— Start of Available records —

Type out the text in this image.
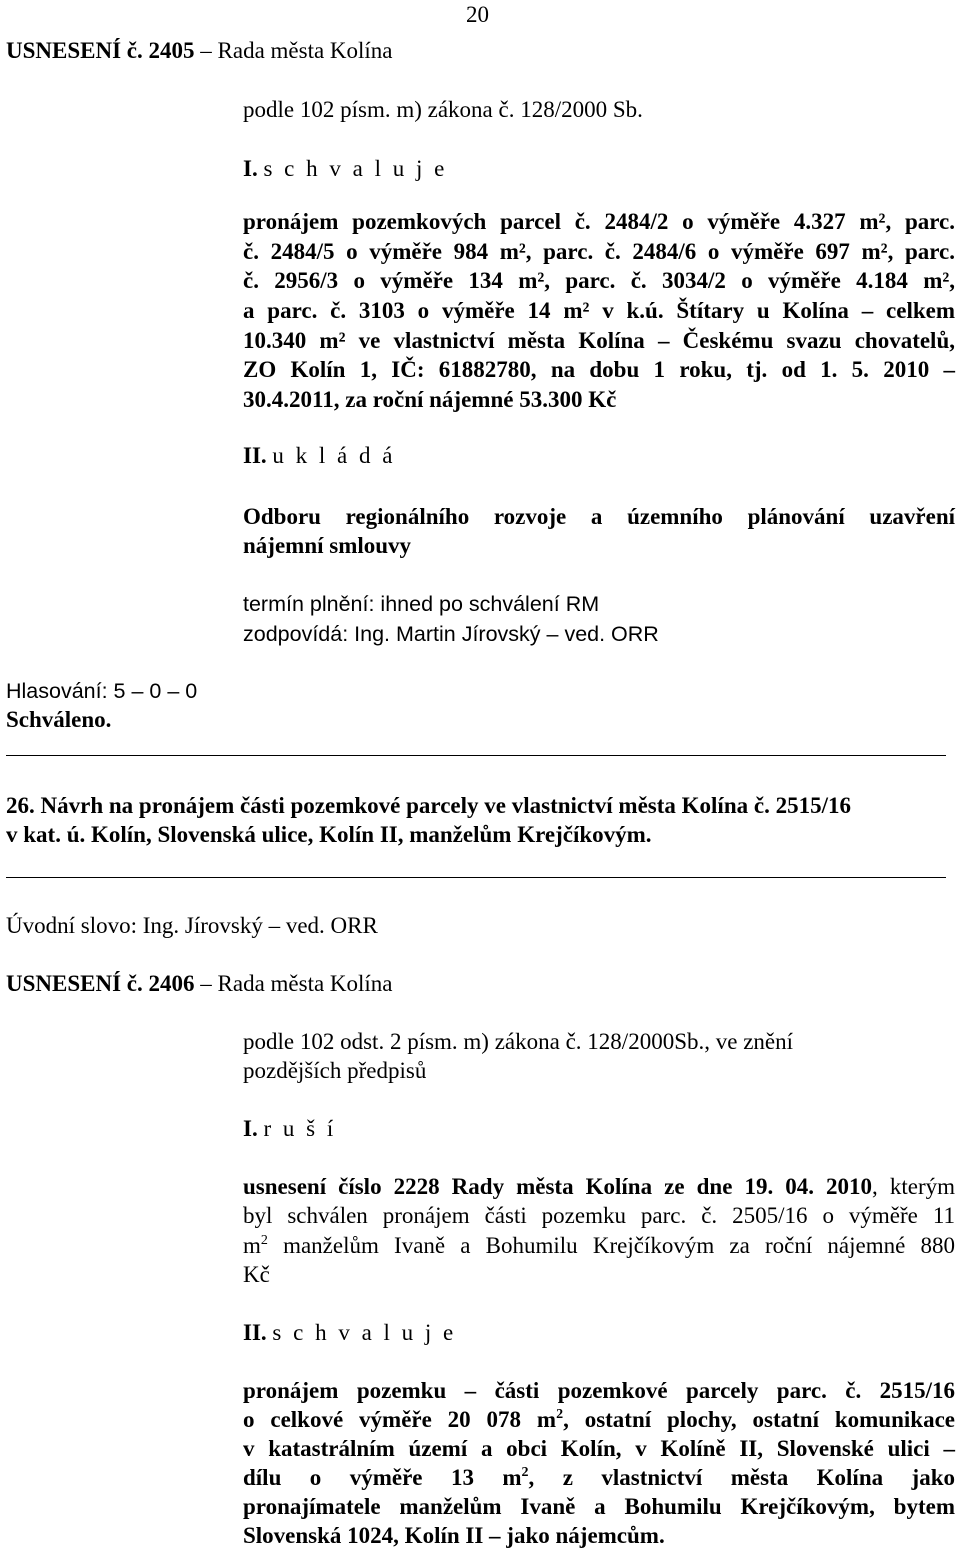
20
USNESENÍ č. 2405 – Rada města Kolína
podle 102 písm. m) zákona č. 128/2000 Sb.
I. s c h v a l u j e
pronájem pozemkových parcel č. 2484/2 o výměře 4.327 m², parc.
č. 2484/5 o výměře 984 m², parc. č. 2484/6 o výměře 697 m², parc.
č. 2956/3 o výměře 134 m², parc. č. 3034/2 o výměře 4.184 m²,
a parc. č. 3103 o výměře 14 m² v k.ú. Štítary u Kolína – celkem
10.340 m² ve vlastnictví města Kolína – Českému svazu chovatelů,
ZO Kolín 1, IČ: 61882780, na dobu 1 roku, tj. od 1. 5. 2010 –
30.4.2011, za roční nájemné 53.300 Kč
II. u k l á d á
Odboru regionálního rozvoje a územního plánování uzavření
nájemní smlouvy
termín plnění: ihned po schválení RM
zodpovídá: Ing. Martin Jírovský – ved. ORR
Hlasování: 5 – 0 – 0
Schváleno.
26. Návrh na pronájem části pozemkové parcely ve vlastnictví města Kolína č. 2515/16
v kat. ú. Kolín, Slovenská ulice, Kolín II, manželům Krejčíkovým.
Úvodní slovo: Ing. Jírovský – ved. ORR
USNESENÍ č. 2406 – Rada města Kolína
podle 102 odst. 2 písm. m) zákona č. 128/2000Sb., ve znění
pozdějších předpisů
I. r u š í
usnesení číslo 2228 Rady města Kolína ze dne 19. 04. 2010, kterým
byl schválen pronájem části pozemku parc. č. 2505/16 o výměře 11
$m^2$ manželům Ivaně a Bohumilu Krejčíkovým za roční nájemné 880
Kč
II. s c h v a l u j e
pronájem pozemku – části pozemkové parcely parc. č. 2515/16
o celkové výměře 20 078 $m^2$, ostatní plochy, ostatní komunikace
v katastrálním území a obci Kolín, v Kolíně II, Slovenské ulici –
dílu o výměře 13 $m^2$, z vlastnictví města Kolína jako
pronajímatele manželům Ivaně a Bohumilu Krejčíkovým, bytem
Slovenská 1024, Kolín II – jako nájemcům.
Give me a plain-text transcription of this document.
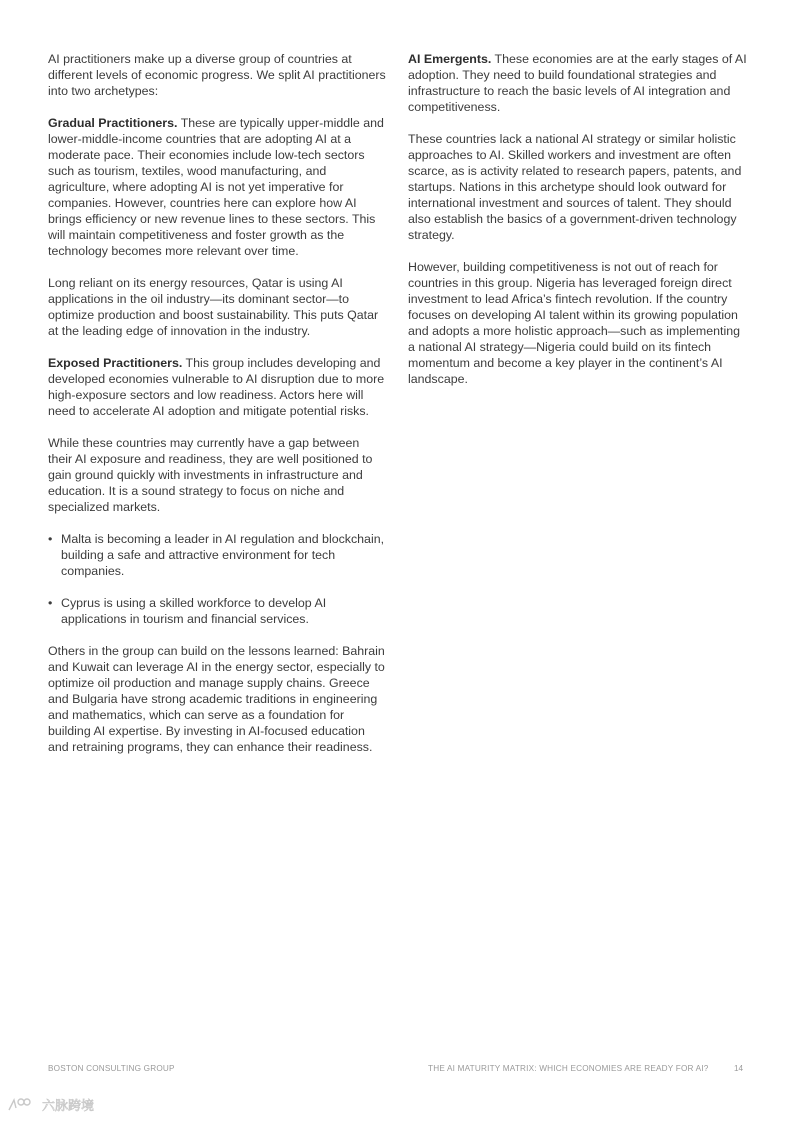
AI practitioners make up a diverse group of countries at different levels of economic progress. We split AI practitioners into two archetypes:

Gradual Practitioners. These are typically upper-middle and lower-middle-income countries that are adopting AI at a moderate pace. Their economies include low-tech sectors such as tourism, textiles, wood manufacturing, and agriculture, where adopting AI is not yet imperative for companies. However, countries here can explore how AI brings efficiency or new revenue lines to these sectors. This will maintain competitiveness and foster growth as the technology becomes more relevant over time.

Long reliant on its energy resources, Qatar is using AI applications in the oil industry—its dominant sector—to optimize production and boost sustainability. This puts Qatar at the leading edge of innovation in the industry.

Exposed Practitioners. This group includes developing and developed economies vulnerable to AI disruption due to more high-exposure sectors and low readiness. Actors here will need to accelerate AI adoption and mitigate potential risks.

While these countries may currently have a gap between their AI exposure and readiness, they are well positioned to gain ground quickly with investments in infrastructure and education. It is a sound strategy to focus on niche and specialized markets.

• Malta is becoming a leader in AI regulation and blockchain, building a safe and attractive environment for tech companies.
• Cyprus is using a skilled workforce to develop AI applications in tourism and financial services.

Others in the group can build on the lessons learned: Bahrain and Kuwait can leverage AI in the energy sector, especially to optimize oil production and manage supply chains. Greece and Bulgaria have strong academic traditions in engineering and mathematics, which can serve as a foundation for building AI expertise. By investing in AI-focused education and retraining programs, they can enhance their readiness.

AI Emergents. These economies are at the early stages of AI adoption. They need to build foundational strategies and infrastructure to reach the basic levels of AI integration and competitiveness.

These countries lack a national AI strategy or similar holistic approaches to AI. Skilled workers and investment are often scarce, as is activity related to research papers, patents, and startups. Nations in this archetype should look outward for international investment and sources of talent. They should also establish the basics of a government-driven technology strategy.

However, building competitiveness is not out of reach for countries in this group. Nigeria has leveraged foreign direct investment to lead Africa’s fintech revolution. If the country focuses on developing AI talent within its growing population and adopts a more holistic approach—such as implementing a national AI strategy—Nigeria could build on its fintech momentum and become a key player in the continent’s AI landscape.

BOSTON CONSULTING GROUP	THE AI MATURITY MATRIX: WHICH ECONOMIES ARE READY FOR AI?	14
六脉跨境
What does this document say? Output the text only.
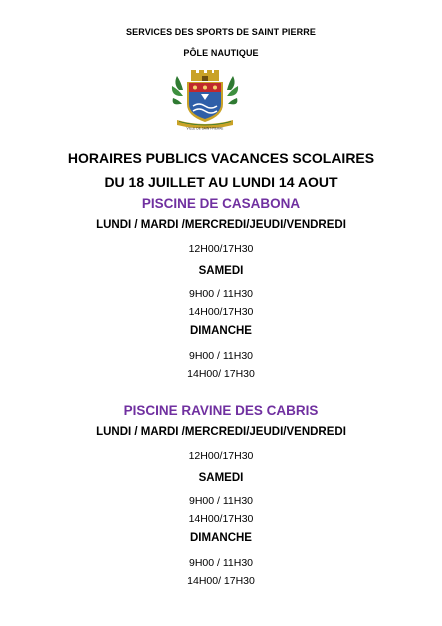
SERVICES DES SPORTS DE SAINT PIERRE
PÔLE NAUTIQUE
VILLE DE SAINT-PIERRE
HORAIRES PUBLICS VACANCES SCOLAIRES
DU 18 JUILLET AU LUNDI 14 AOUT
PISCINE DE CASABONA
LUNDI / MARDI /MERCREDI/JEUDI/VENDREDI
12H00/17H30
SAMEDI
9H00 / 11H30
14H00/17H30
DIMANCHE
9H00 / 11H30
14H00/ 17H30
PISCINE RAVINE DES CABRIS
LUNDI / MARDI /MERCREDI/JEUDI/VENDREDI
12H00/17H30
SAMEDI
9H00 / 11H30
14H00/17H30
DIMANCHE
9H00 / 11H30
14H00/ 17H30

— End of Available records —

§ **Exercise**
What you return should match the records above word for word, minus the pictures.

§ **Solution for this exercise**
Type out the text in this image.
20
USNESENÍ č. 2405 – Rada města Kolína
podle 102 písm. m) zákona č. 128/2000 Sb.
I. s c h v a l u j e
pronájem pozemkových parcel č. 2484/2 o výměře 4.327 m², parc.
č. 2484/5 o výměře 984 m², parc. č. 2484/6 o výměře 697 m², parc.
č. 2956/3 o výměře 134 m², parc. č. 3034/2 o výměře 4.184 m²,
a parc. č. 3103 o výměře 14 m² v k.ú. Štítary u Kolína – celkem
10.340 m² ve vlastnictví města Kolína – Českému svazu chovatelů,
ZO Kolín 1, IČ: 61882780, na dobu 1 roku, tj. od 1. 5. 2010 –
30.4.2011, za roční nájemné 53.300 Kč
II. u k l á d á
Odboru regionálního rozvoje a územního plánování uzavření
nájemní smlouvy
termín plnění: ihned po schválení RM
zodpovídá: Ing. Martin Jírovský – ved. ORR
Hlasování: 5 – 0 – 0
Schváleno.
26. Návrh na pronájem části pozemkové parcely ve vlastnictví města Kolína č. 2515/16
v kat. ú. Kolín, Slovenská ulice, Kolín II, manželům Krejčíkovým.
Úvodní slovo: Ing. Jírovský – ved. ORR
USNESENÍ č. 2406 – Rada města Kolína
podle 102 odst. 2 písm. m) zákona č. 128/2000Sb., ve znění
pozdějších předpisů
I. r u š í
usnesení číslo 2228 Rady města Kolína ze dne 19. 04. 2010, kterým
byl schválen pronájem části pozemku parc. č. 2505/16 o výměře 11
$m^2$ manželům Ivaně a Bohumilu Krejčíkovým za roční nájemné 880
Kč
II. s c h v a l u j e
pronájem pozemku – části pozemkové parcely parc. č. 2515/16
o celkové výměře 20 078 $m^2$, ostatní plochy, ostatní komunikace
v katastrálním území a obci Kolín, v Kolíně II, Slovenské ulici –
dílu o výměře 13 $m^2$, z vlastnictví města Kolína jako
pronajímatele manželům Ivaně a Bohumilu Krejčíkovým, bytem
Slovenská 1024, Kolín II – jako nájemcům.
Give me a plain-text transcription of this document.
AI practitioners make up a diverse group of countries at different levels of economic progress. We split AI practitioners into two archetypes:

Gradual Practitioners. These are typically upper-middle and lower-middle-income countries that are adopting AI at a moderate pace. Their economies include low-tech sectors such as tourism, textiles, wood manufacturing, and agriculture, where adopting AI is not yet imperative for companies. However, countries here can explore how AI brings efficiency or new revenue lines to these sectors. This will maintain competitiveness and foster growth as the technology becomes more relevant over time.

Long reliant on its energy resources, Qatar is using AI applications in the oil industry—its dominant sector—to optimize production and boost sustainability. This puts Qatar at the leading edge of innovation in the industry.

Exposed Practitioners. This group includes developing and developed economies vulnerable to AI disruption due to more high-exposure sectors and low readiness. Actors here will need to accelerate AI adoption and mitigate potential risks.

While these countries may currently have a gap between their AI exposure and readiness, they are well positioned to gain ground quickly with investments in infrastructure and education. It is a sound strategy to focus on niche and specialized markets.

• Malta is becoming a leader in AI regulation and blockchain, building a safe and attractive environment for tech companies.
• Cyprus is using a skilled workforce to develop AI applications in tourism and financial services.

Others in the group can build on the lessons learned: Bahrain and Kuwait can leverage AI in the energy sector, especially to optimize oil production and manage supply chains. Greece and Bulgaria have strong academic traditions in engineering and mathematics, which can serve as a foundation for building AI expertise. By investing in AI-focused education and retraining programs, they can enhance their readiness.

AI Emergents. These economies are at the early stages of AI adoption. They need to build foundational strategies and infrastructure to reach the basic levels of AI integration and competitiveness.

These countries lack a national AI strategy or similar holistic approaches to AI. Skilled workers and investment are often scarce, as is activity related to research papers, patents, and startups. Nations in this archetype should look outward for international investment and sources of talent. They should also establish the basics of a government-driven technology strategy.

However, building competitiveness is not out of reach for countries in this group. Nigeria has leveraged foreign direct investment to lead Africa’s fintech revolution. If the country focuses on developing AI talent within its growing population and adopts a more holistic approach—such as implementing a national AI strategy—Nigeria could build on its fintech momentum and become a key player in the continent’s AI landscape.

BOSTON CONSULTING GROUP	THE AI MATURITY MATRIX: WHICH ECONOMIES ARE READY FOR AI?	14
六脉跨境
What does this document say? Output the text only.
SERVICES DES SPORTS DE SAINT PIERRE
PÔLE NAUTIQUE
VILLE DE SAINT-PIERRE
HORAIRES PUBLICS VACANCES SCOLAIRES
DU 18 JUILLET AU LUNDI 14 AOUT
PISCINE DE CASABONA
LUNDI / MARDI /MERCREDI/JEUDI/VENDREDI
12H00/17H30
SAMEDI
9H00 / 11H30
14H00/17H30
DIMANCHE
9H00 / 11H30
14H00/ 17H30
PISCINE RAVINE DES CABRIS
LUNDI / MARDI /MERCREDI/JEUDI/VENDREDI
12H00/17H30
SAMEDI
9H00 / 11H30
14H00/17H30
DIMANCHE
9H00 / 11H30
14H00/ 17H30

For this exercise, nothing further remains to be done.